'''

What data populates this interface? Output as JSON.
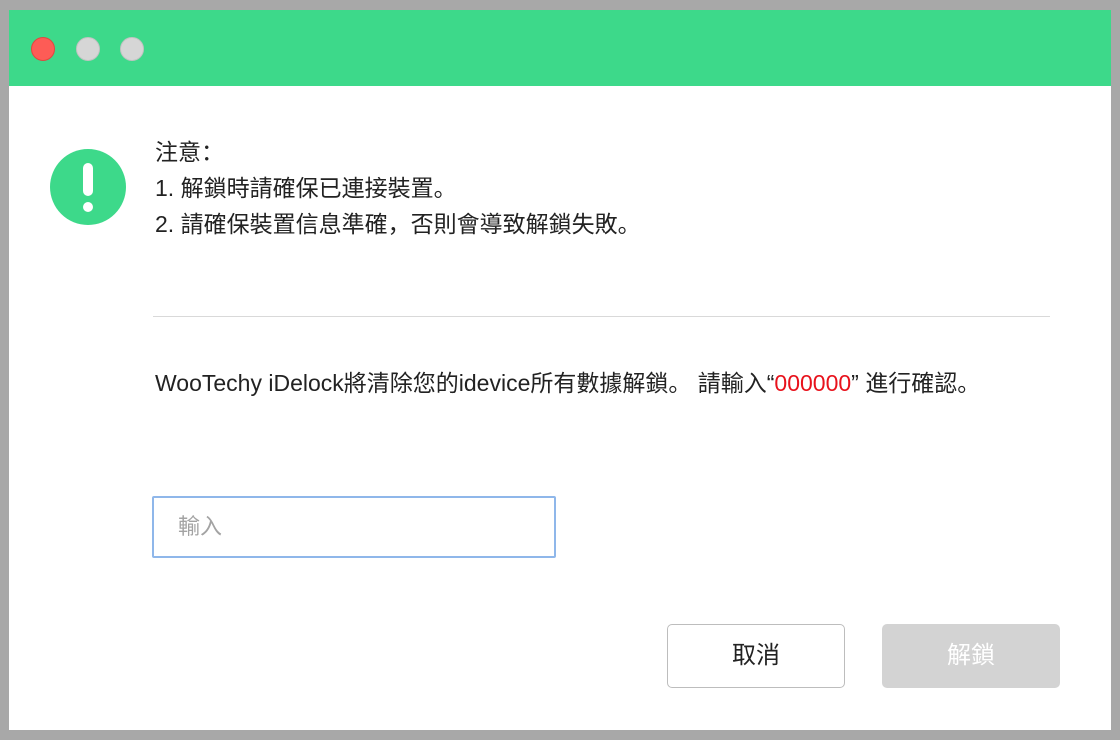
{
  "titlebar": {
    "color": "#3dd98a",
    "traffic_lights": [
      "close",
      "minimize",
      "zoom"
    ]
  },
  "notice": {
    "icon": "exclamation-circle-icon",
    "heading": "注意：",
    "line1": "1. 解鎖時請確保已連接裝置。",
    "line2": "2. 請確保裝置信息準確，否則會導致解鎖失敗。"
  },
  "message": {
    "before_code": "WooTechy iDelock將清除您的idevice所有數據解鎖。 請輸入“",
    "code": "000000",
    "after_code": "” 進行確認。",
    "code_color": "#e8121c"
  },
  "input": {
    "value": "",
    "placeholder": "輸入"
  },
  "buttons": {
    "cancel_label": "取消",
    "unlock_label": "解鎖",
    "unlock_enabled": false
  }
}
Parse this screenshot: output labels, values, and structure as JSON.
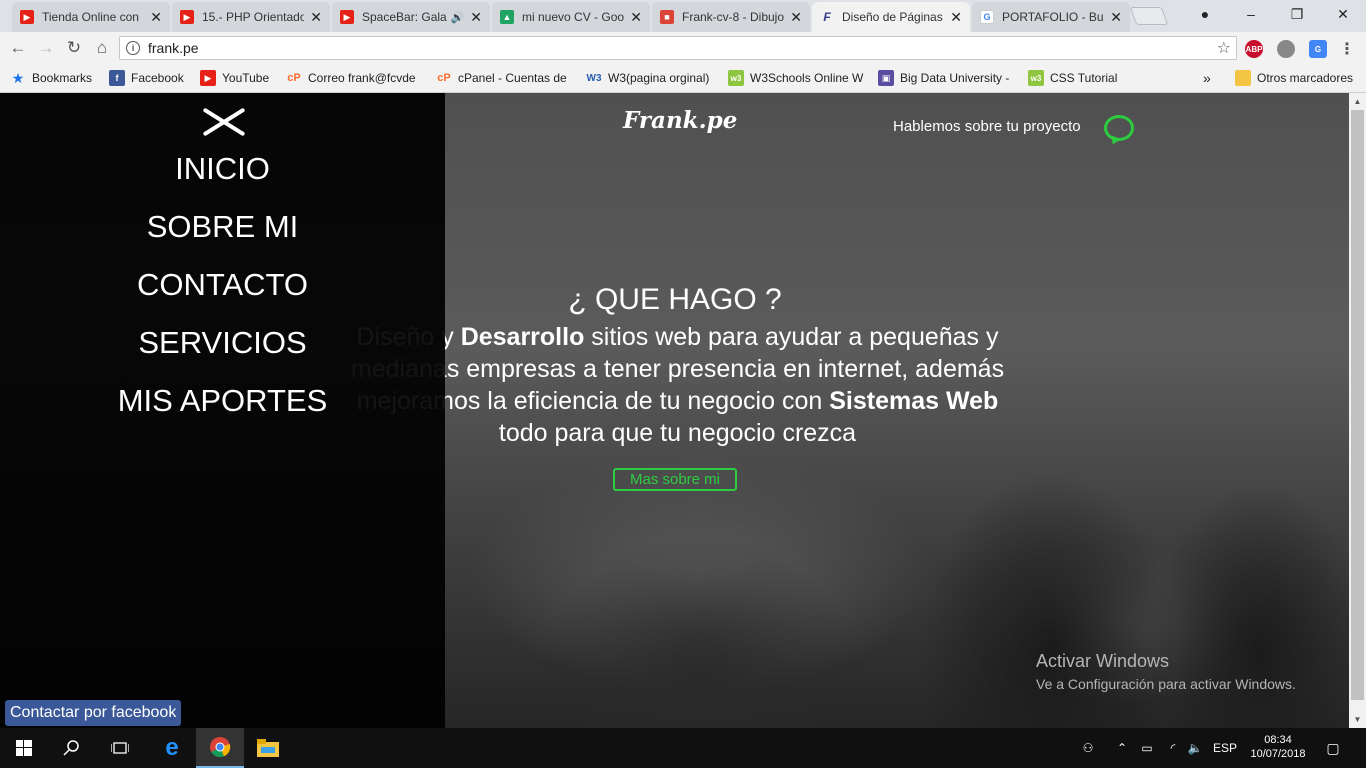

'''

(Task description):
Return each line exactly as written. Any picture gets left out.

(Written response):
What data populates this interface? Output as JSON.
{
  "titlebar": {
    "color": "#3dd98a",
    "traffic_lights": [
      "close",
      "minimize",
      "zoom"
    ]
  },
  "notice": {
    "icon": "exclamation-circle-icon",
    "heading": "注意：",
    "line1": "1. 解鎖時請確保已連接裝置。",
    "line2": "2. 請確保裝置信息準確，否則會導致解鎖失敗。"
  },
  "message": {
    "before_code": "WooTechy iDelock將清除您的idevice所有數據解鎖。 請輸入“",
    "code": "000000",
    "after_code": "” 進行確認。",
    "code_color": "#e8121c"
  },
  "input": {
    "value": "",
    "placeholder": "輸入"
  },
  "buttons": {
    "cancel_label": "取消",
    "unlock_label": "解鎖",
    "unlock_enabled": false
  }
}
Parse this screenshot: output labels, values, and structure as JSON.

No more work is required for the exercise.